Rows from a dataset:
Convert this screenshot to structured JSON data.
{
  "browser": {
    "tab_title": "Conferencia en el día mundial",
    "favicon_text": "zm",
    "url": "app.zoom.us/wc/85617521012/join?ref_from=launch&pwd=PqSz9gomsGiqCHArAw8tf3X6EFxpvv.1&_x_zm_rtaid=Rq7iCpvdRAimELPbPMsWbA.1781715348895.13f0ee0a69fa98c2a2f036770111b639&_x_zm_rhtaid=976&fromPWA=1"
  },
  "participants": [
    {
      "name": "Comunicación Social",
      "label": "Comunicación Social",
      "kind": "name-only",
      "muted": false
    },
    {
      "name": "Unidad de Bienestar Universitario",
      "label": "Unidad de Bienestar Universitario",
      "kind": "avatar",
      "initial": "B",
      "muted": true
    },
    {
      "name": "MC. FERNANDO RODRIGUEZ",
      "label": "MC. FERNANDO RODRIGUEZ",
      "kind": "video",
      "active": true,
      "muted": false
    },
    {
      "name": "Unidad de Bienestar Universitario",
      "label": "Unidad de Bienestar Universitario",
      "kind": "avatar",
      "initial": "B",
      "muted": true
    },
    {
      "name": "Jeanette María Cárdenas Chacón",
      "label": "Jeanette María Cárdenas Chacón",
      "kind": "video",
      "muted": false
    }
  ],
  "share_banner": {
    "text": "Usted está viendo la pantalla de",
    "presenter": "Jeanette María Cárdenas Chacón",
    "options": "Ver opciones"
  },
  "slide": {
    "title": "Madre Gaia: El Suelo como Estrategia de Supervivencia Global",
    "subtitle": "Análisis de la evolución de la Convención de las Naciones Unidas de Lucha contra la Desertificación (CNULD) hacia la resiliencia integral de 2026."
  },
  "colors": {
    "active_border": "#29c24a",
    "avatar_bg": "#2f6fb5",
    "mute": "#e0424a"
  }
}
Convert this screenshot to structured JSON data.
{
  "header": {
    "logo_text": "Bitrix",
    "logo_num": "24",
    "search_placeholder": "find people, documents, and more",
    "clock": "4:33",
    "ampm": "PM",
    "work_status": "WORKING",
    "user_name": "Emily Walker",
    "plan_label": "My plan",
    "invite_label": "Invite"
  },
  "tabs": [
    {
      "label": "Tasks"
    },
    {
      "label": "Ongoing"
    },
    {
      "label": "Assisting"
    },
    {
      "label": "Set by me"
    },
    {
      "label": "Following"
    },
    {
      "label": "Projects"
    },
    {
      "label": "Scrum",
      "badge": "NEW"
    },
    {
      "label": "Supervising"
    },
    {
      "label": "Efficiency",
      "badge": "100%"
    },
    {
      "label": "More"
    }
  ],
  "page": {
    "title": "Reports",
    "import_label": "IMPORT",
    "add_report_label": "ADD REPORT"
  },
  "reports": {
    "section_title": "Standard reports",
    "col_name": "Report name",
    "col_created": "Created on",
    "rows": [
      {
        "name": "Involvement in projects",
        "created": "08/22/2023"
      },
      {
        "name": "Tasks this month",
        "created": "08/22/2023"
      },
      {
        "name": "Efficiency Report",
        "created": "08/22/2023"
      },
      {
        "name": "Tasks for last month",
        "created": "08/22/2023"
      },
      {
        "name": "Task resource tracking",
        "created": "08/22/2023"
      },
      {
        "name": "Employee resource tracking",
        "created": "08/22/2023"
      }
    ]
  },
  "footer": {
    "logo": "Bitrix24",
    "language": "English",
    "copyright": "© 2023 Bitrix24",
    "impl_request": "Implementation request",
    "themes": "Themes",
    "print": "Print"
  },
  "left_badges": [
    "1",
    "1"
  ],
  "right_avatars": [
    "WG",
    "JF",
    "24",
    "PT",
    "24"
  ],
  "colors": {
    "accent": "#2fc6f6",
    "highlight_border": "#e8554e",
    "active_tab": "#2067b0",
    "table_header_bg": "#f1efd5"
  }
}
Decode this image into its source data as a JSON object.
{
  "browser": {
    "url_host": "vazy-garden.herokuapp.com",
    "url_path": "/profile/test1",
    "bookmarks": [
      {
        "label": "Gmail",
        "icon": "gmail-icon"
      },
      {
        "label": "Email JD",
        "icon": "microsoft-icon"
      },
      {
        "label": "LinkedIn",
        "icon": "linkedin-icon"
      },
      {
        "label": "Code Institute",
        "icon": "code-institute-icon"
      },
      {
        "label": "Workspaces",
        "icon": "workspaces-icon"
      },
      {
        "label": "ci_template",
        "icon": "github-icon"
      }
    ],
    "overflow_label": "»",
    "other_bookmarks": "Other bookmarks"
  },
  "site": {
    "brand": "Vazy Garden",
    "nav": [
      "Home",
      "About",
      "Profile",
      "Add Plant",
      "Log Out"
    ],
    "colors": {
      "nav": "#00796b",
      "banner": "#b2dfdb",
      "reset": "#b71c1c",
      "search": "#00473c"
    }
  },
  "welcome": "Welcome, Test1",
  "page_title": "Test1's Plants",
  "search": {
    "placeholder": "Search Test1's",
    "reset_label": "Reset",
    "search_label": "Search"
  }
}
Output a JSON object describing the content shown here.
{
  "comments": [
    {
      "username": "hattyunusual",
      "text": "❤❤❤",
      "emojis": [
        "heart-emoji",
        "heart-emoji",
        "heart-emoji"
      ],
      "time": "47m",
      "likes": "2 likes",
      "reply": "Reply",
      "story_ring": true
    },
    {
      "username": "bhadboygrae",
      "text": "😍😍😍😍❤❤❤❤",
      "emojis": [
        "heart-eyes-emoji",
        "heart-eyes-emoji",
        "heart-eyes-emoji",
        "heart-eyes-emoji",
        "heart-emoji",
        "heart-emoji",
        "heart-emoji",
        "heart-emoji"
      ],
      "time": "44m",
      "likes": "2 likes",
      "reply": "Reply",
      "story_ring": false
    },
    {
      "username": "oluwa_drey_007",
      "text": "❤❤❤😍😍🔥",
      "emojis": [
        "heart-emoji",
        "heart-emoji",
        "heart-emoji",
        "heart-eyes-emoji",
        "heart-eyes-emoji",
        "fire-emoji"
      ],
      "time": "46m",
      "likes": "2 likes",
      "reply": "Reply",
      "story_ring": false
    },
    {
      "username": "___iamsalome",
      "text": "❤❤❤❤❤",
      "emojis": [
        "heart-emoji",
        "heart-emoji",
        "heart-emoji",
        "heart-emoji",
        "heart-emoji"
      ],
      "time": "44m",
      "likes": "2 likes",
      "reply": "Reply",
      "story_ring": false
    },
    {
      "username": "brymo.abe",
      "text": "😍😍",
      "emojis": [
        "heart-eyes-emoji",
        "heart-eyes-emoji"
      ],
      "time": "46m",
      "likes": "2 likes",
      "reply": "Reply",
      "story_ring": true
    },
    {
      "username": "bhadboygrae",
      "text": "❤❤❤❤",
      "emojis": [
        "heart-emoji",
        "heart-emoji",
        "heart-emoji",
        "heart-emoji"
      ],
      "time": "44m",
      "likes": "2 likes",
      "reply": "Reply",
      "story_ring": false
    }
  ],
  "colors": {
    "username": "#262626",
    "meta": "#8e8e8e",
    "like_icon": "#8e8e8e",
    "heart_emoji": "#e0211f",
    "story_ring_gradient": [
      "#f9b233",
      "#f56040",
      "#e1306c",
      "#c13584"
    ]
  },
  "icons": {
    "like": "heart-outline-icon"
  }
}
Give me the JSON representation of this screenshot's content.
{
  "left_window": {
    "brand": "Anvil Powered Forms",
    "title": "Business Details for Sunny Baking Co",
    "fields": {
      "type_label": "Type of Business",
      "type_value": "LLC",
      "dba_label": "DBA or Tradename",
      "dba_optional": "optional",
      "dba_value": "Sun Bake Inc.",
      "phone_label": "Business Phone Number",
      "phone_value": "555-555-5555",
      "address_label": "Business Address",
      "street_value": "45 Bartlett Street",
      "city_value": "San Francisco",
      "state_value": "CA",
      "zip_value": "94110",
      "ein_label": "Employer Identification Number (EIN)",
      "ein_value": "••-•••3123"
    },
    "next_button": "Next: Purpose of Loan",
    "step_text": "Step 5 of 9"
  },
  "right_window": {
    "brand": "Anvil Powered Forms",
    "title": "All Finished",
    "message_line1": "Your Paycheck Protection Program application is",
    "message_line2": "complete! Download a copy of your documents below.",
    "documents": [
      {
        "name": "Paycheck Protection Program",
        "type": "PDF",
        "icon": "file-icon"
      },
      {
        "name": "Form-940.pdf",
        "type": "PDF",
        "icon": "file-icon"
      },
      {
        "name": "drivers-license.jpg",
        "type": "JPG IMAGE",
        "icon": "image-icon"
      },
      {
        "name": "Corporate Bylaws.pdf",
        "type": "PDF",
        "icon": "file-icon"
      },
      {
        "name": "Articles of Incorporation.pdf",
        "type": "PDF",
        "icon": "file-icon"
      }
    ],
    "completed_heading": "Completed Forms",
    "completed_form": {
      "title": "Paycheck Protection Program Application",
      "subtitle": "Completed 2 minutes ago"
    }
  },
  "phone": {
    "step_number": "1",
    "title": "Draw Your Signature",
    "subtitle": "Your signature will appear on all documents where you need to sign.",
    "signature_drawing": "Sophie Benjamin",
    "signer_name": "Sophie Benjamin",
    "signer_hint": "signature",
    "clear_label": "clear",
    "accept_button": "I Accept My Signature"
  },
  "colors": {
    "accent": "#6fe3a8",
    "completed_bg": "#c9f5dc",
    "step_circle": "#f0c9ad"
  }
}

■ Set task
Search the data for "this". Copy every matching line.

■ Response
Convert this screenshot to structured JSON data.
Convert this screenshot to structured JSON data.
        "name": "Tasks this month",
Decode this image into its source data as a JSON object.
Give me the JSON representation of this screenshot's content.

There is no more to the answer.